* SHORT EXERCISE 1
Can you write out the records line for line, from their first line through the line that contains "more-vert-icon-dot bbox=[520, 27, 524, 31]", inclusive?

You can see all the chippy rhyolite in the foreground. Enough of that and insufficiently-prepared soles get tender.
This is also an excuse to insert a photo I’d managed to omit when I wrote about the petrified forest. My son is sitting on a petrified tree that had fallen over before petrifying. That portion on the left of him (his right) is the root structure. Here’s a close-up of that.
You can see the curve as the roots spread out. You could also still see the individual tree rings. Awesome.
On our descent, we headed down along that grassy area, and I was again able to be barefoot. There was a fine line between being able to be barefoot and resorting to being shod.
But back to the first time I put on footwear at the campsite. This was the first time I’d had footwear on in a long time. And it was mind-blowing (not in a good way).
We’ve talked before about how going barefoot increases one’s mindfulness. We’re back in touch with Nature. Our bodies are being used the way they were evigned to work.

[Recorded data]

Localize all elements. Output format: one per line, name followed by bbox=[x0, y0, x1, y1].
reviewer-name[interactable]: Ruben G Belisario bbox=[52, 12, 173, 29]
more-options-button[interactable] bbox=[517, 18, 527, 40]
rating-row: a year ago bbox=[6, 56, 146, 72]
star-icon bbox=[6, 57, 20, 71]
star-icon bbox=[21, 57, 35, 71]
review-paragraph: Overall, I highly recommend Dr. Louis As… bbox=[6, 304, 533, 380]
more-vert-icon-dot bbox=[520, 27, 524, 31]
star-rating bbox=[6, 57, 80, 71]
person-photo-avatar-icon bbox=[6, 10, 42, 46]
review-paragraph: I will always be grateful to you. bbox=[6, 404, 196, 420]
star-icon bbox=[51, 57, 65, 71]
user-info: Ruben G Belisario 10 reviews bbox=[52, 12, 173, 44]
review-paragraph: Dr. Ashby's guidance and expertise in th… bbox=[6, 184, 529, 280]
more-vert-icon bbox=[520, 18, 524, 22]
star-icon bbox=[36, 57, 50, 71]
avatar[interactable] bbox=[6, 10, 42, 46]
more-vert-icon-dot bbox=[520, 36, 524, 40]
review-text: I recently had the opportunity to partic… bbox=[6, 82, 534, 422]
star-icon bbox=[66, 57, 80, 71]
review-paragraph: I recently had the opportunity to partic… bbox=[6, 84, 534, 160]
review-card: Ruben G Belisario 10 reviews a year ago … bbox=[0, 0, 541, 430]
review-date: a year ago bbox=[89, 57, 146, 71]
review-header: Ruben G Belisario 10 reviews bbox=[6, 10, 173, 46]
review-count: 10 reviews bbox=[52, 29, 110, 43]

* SHORT EXERCISE 2
What does the barefoot hiking passage say between "You can see the" and "a good way).", inclusive? Give that part again word for word.

* CORRECT OUTPUT 1
Localize all elements. Output format: one per line, name followed by bbox=[x0, y0, x1, y1].
reviewer-name[interactable]: Ruben G Belisario bbox=[52, 12, 173, 29]
more-options-button[interactable] bbox=[517, 18, 527, 40]
rating-row: a year ago bbox=[6, 56, 146, 72]
star-icon bbox=[6, 57, 20, 71]
star-icon bbox=[21, 57, 35, 71]
review-paragraph: Overall, I highly recommend Dr. Louis As… bbox=[6, 304, 533, 380]
more-vert-icon-dot bbox=[520, 27, 524, 31]

* CORRECT OUTPUT 2
You can see the curve as the roots spread out. You could also still see the individual tree rings. Awesome.
On our descent, we headed down along that grassy area, and I was again able to be barefoot. There was a fine line between being able to be barefoot and resorting to being shod.
But back to the first time I put on footwear at the campsite. This was the first time I’d had footwear on in a long time. And it was mind-blowing (not in a good way).